### Schriftliche Aufgabe a
Welche grundlegenden Voraussetzungen für grünen Wasserstoff hat Afrika laut dem Text über grünen Wasserstoff?

### Vorgegebener Text
Grüner Wasserstoff aus Afrika: Hoffnung in der Energiekrise
Das Gas ist knapp, die lang geplante Energiewende stockt. Jetzt schaut Deutschland händeringend auf grünen Wasserstoff als Hoffnungsträger. Afrika könnte dabei zum zentralen Produzenten werden.
Von Kristin Palitza, dpa
Kapstadt
Grüner Wasserstoff gilt als Lichtblick. Als heiß begehrte, umweltfreundliche Lösung, den stetig wachsenden Energiebedarf der Welt zu decken und dennoch den Klimawandel zu mildern. Afrika hat dafür alles, was grundlegend notwendig ist: große Flächen an unbebautem Land, Sonne, Wind und Wasserkraft. Kein Wunder, dass viele Länder, einschließlich Deutschland, auf Afrika als neuen Lieferanten für sauberen Strom setzen.

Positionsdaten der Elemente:

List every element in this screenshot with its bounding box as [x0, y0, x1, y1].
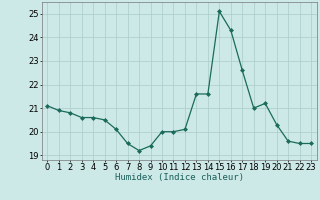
X-axis label: Humidex (Indice chaleur): Humidex (Indice chaleur): [115, 173, 244, 182]
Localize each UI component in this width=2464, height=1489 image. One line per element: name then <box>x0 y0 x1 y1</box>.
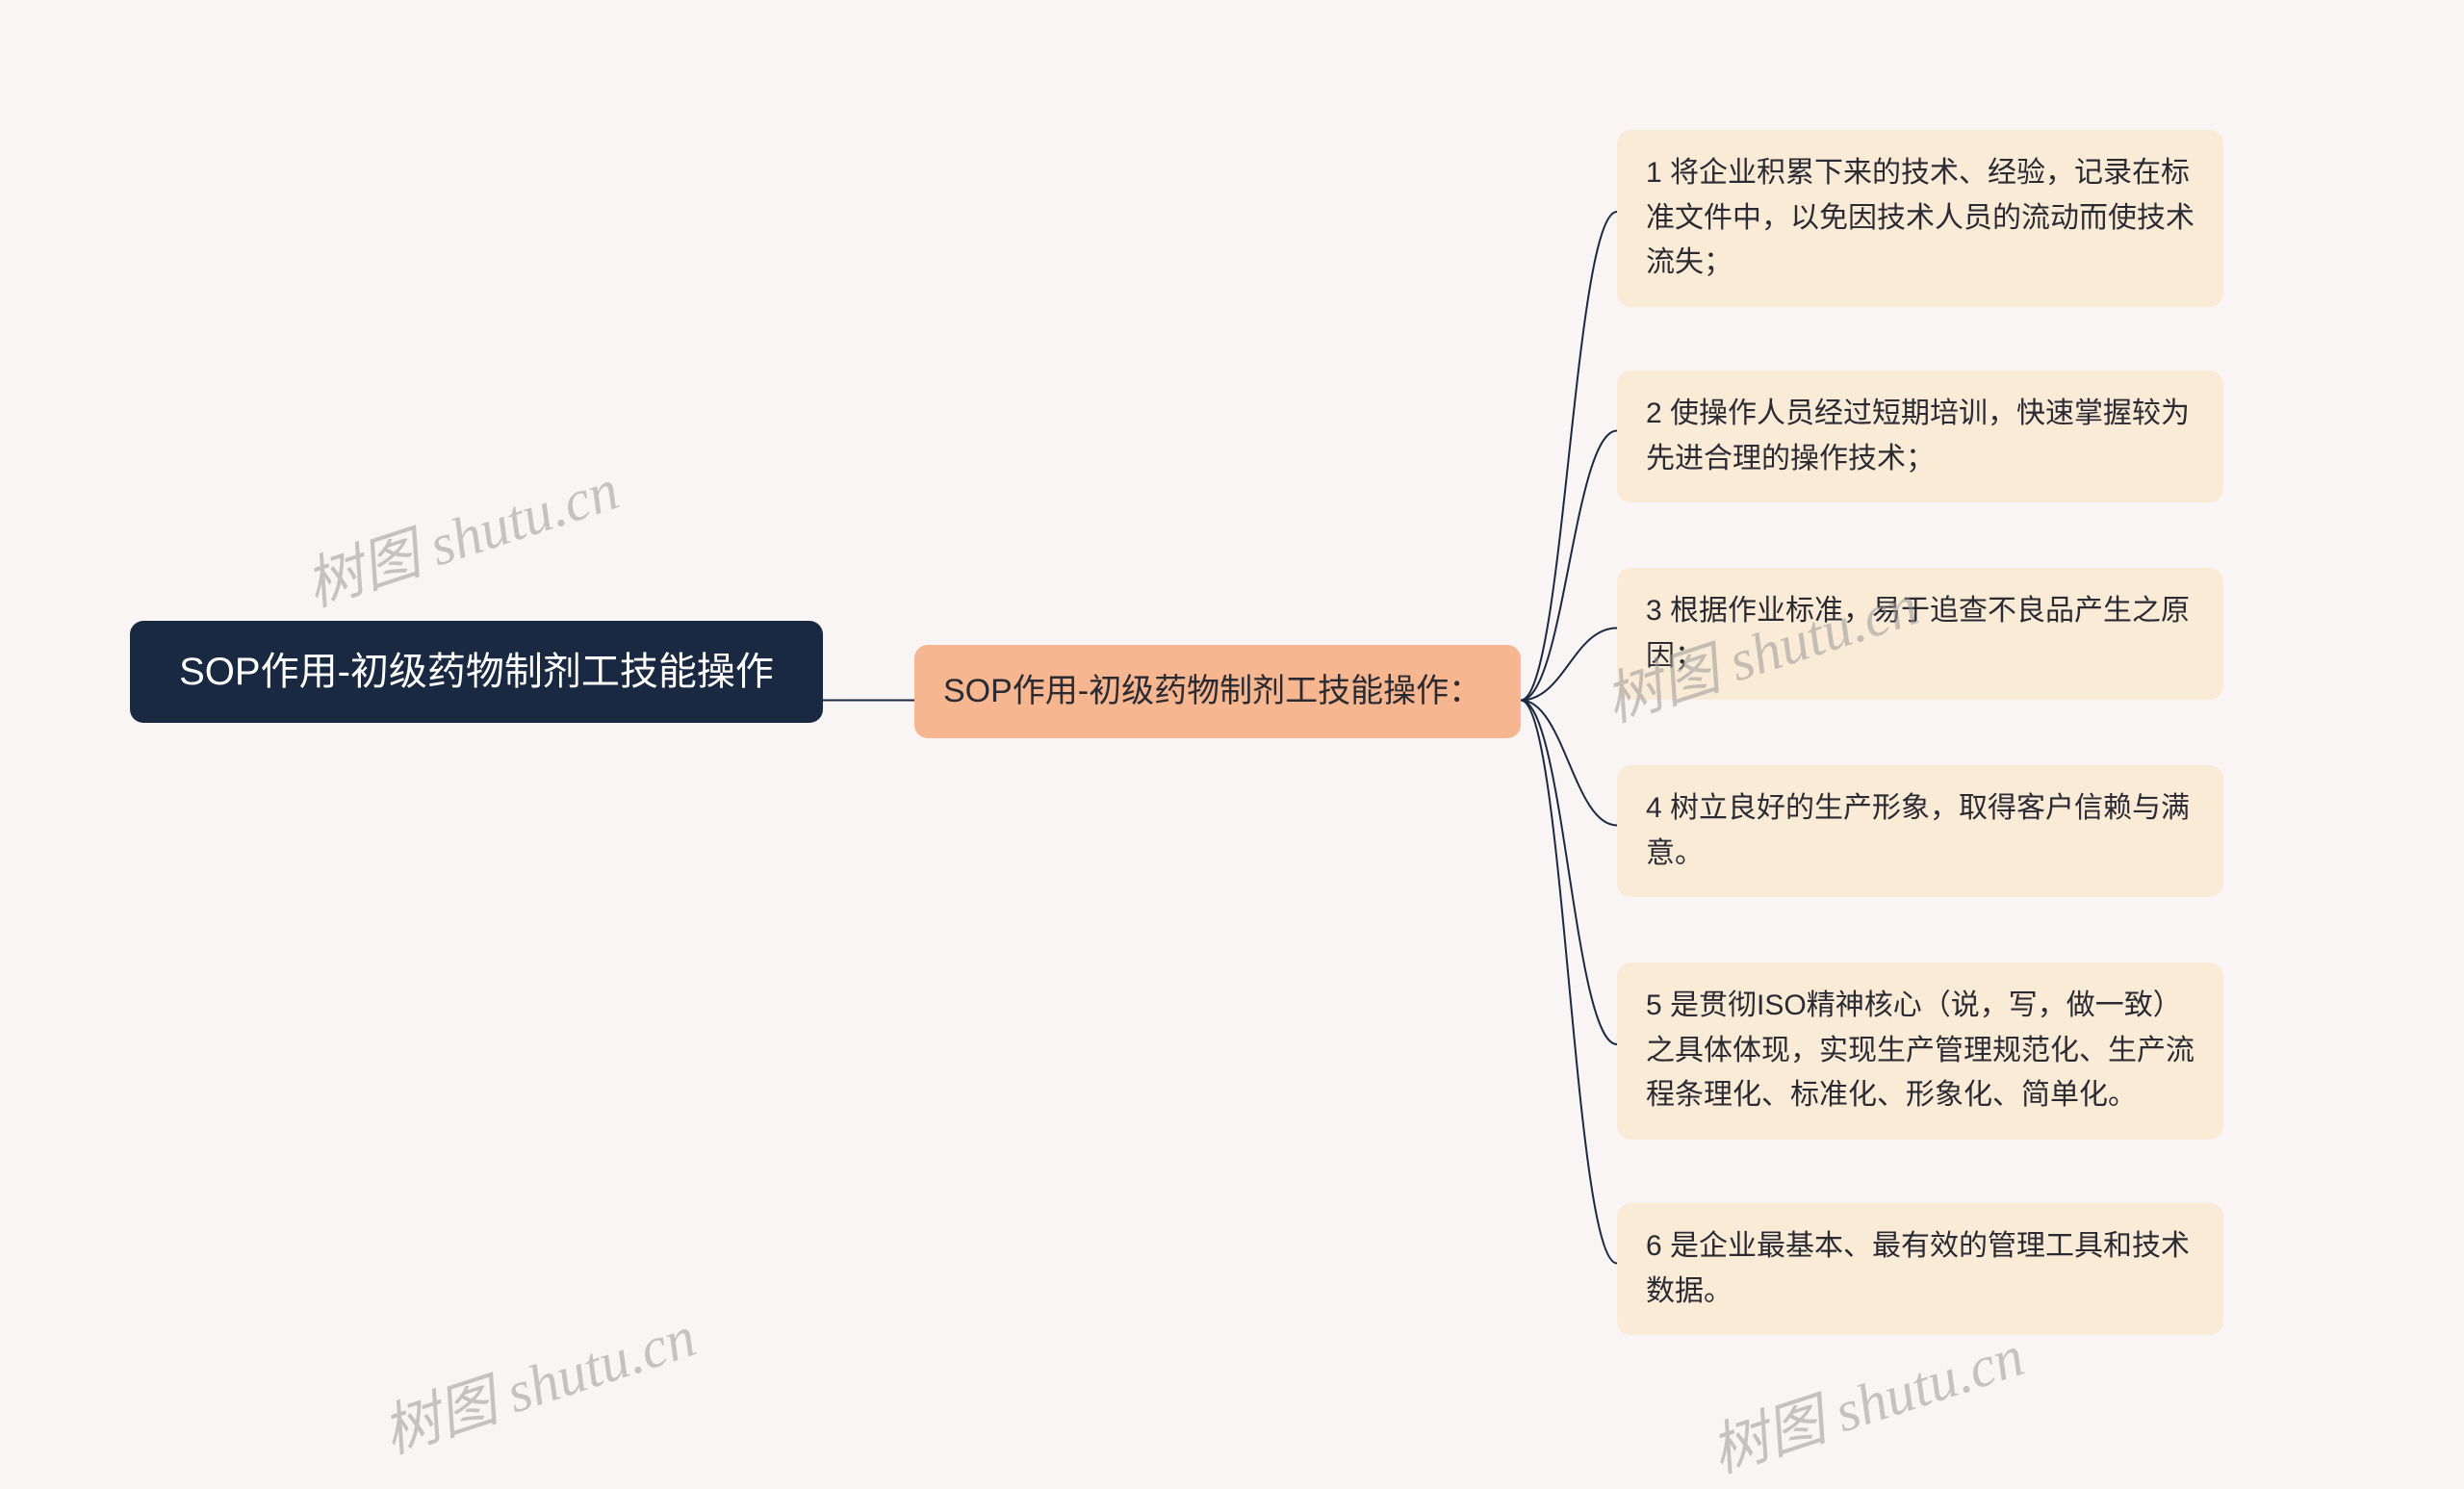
watermark: 树图 shutu.cn <box>1699 1309 2033 1489</box>
leaf-node-4: 4 树立良好的生产形象，取得客户信赖与满意。 <box>1617 765 2223 897</box>
leaf-node-6: 6 是企业最基本、最有效的管理工具和技术数据。 <box>1617 1203 2223 1335</box>
watermark: 树图 shutu.cn <box>371 1290 705 1470</box>
root-node: SOP作用-初级药物制剂工技能操作 <box>130 621 823 723</box>
leaf-node-5: 5 是贯彻ISO精神核心（说，写，做一致）之具体体现，实现生产管理规范化、生产流… <box>1617 963 2223 1140</box>
mid-node: SOP作用-初级药物制剂工技能操作： <box>914 645 1521 738</box>
leaf-node-1: 1 将企业积累下来的技术、经验，记录在标准文件中，以免因技术人员的流动而使技术流… <box>1617 130 2223 307</box>
leaf-node-2: 2 使操作人员经过短期培训，快速掌握较为先进合理的操作技术； <box>1617 371 2223 502</box>
watermark: 树图 shutu.cn <box>294 443 628 623</box>
leaf-node-3: 3 根据作业标准，易于追查不良品产生之原因； <box>1617 568 2223 700</box>
mindmap-canvas: SOP作用-初级药物制剂工技能操作 SOP作用-初级药物制剂工技能操作： 1 将… <box>0 0 2464 1399</box>
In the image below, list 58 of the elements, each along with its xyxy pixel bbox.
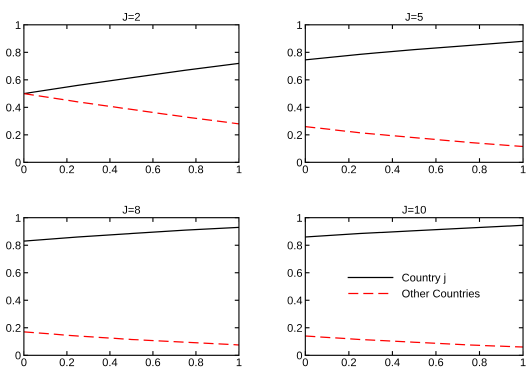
x-tick-label: 0.2 xyxy=(60,165,74,174)
y-tick-label: 0.2 xyxy=(288,324,302,332)
chart-title: J=8 xyxy=(122,206,140,214)
x-tick-label: 0.6 xyxy=(428,358,444,366)
y-tick-label: 0.6 xyxy=(6,76,21,84)
x-tick-label: 1 xyxy=(236,166,242,174)
y-tick-label: 0 xyxy=(15,352,21,360)
y-tick-label: 0.2 xyxy=(6,131,21,139)
x-tick-label: 0.8 xyxy=(472,358,487,366)
line-series xyxy=(24,92,239,124)
x-tick-label: 0.8 xyxy=(472,165,487,174)
y-tick-label: 1 xyxy=(16,214,21,222)
legend-label: Other Countries xyxy=(402,289,480,298)
x-tick-label: 0.6 xyxy=(428,165,444,174)
y-tick-label: 0.2 xyxy=(6,324,21,332)
x-tick-label: 0.2 xyxy=(342,358,356,366)
x-tick-label: 0 xyxy=(21,165,27,174)
x-tick-label: 0.2 xyxy=(342,165,356,174)
y-tick-label: 0.4 xyxy=(288,104,302,112)
y-tick-label: 1 xyxy=(16,21,21,29)
line-series xyxy=(24,331,239,346)
y-tick-label: 0 xyxy=(296,352,302,360)
x-tick-label: 0.4 xyxy=(385,165,400,174)
y-tick-label: 0.6 xyxy=(288,76,302,84)
x-tick-label: 1 xyxy=(236,358,242,366)
y-tick-label: 0.8 xyxy=(6,48,21,56)
y-tick-label: 0.8 xyxy=(6,242,21,250)
chart-title: J=10 xyxy=(402,206,426,214)
y-tick-label: 0.6 xyxy=(288,269,302,277)
chart-title: J=2 xyxy=(122,12,140,21)
x-tick-label: 1 xyxy=(520,358,526,366)
x-tick-label: 0.4 xyxy=(102,165,118,174)
x-tick-label: 0.6 xyxy=(146,358,160,366)
chart-title: J=5 xyxy=(405,13,423,21)
y-tick-label: 0 xyxy=(15,158,21,166)
y-tick-label: 0.6 xyxy=(6,269,21,277)
x-tick-label: 0.2 xyxy=(60,358,74,366)
y-tick-label: 0.4 xyxy=(288,296,302,304)
x-tick-label: 0.6 xyxy=(146,165,160,174)
line-series xyxy=(305,335,524,348)
x-tick-label: 0.8 xyxy=(188,165,204,174)
legend-label: Country j xyxy=(402,273,446,284)
y-tick-label: 0.8 xyxy=(288,48,302,56)
x-tick-label: 0.8 xyxy=(188,358,204,366)
line-series xyxy=(305,126,524,148)
y-tick-label: 0.8 xyxy=(288,242,302,250)
x-tick-label: 1 xyxy=(520,166,526,174)
y-tick-label: 0 xyxy=(296,158,302,166)
y-tick-label: 1 xyxy=(297,21,302,29)
x-tick-label: 0 xyxy=(21,358,27,366)
x-tick-label: 0 xyxy=(302,358,308,366)
x-tick-label: 0 xyxy=(302,165,308,174)
x-tick-label: 0.4 xyxy=(102,358,118,366)
y-tick-label: 1 xyxy=(297,214,302,222)
y-tick-label: 0.4 xyxy=(6,104,21,112)
y-tick-label: 0.2 xyxy=(288,131,302,139)
y-tick-label: 0.4 xyxy=(6,296,21,304)
x-tick-label: 0.4 xyxy=(385,358,400,366)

### Schriftliche Aufgabe b
Gib aus den Zeilen oben nur den Abschnitt neu wieder, der bei der Zeile mit "x-tick-label: 0.2 xyxy=(60,165,74,174)" beginnt und nach der Zeile mit "x-tick-label: 0.8 xyxy=(472,358,487,366)" endet. Ersetze darin "x-tick-label" durch "x-axis-label" und lass alles andere unverändert.

### Ergebnis a
Afrika hat große Flächen an unbebautem Land, Sonne, Wind und Wasserkraft.

### Ergebnis b
x-axis-label: 0.2 xyxy=(60,165,74,174)
y-tick-label: 0.2 xyxy=(288,324,302,332)
chart-title: J=8 xyxy=(122,206,140,214)
x-axis-label: 0.6 xyxy=(428,358,444,366)
y-tick-label: 0.6 xyxy=(6,76,21,84)
x-axis-label: 1 xyxy=(236,166,242,174)
y-tick-label: 0 xyxy=(15,352,21,360)
y-tick-label: 0.2 xyxy=(6,131,21,139)
x-axis-label: 0.8 xyxy=(472,358,487,366)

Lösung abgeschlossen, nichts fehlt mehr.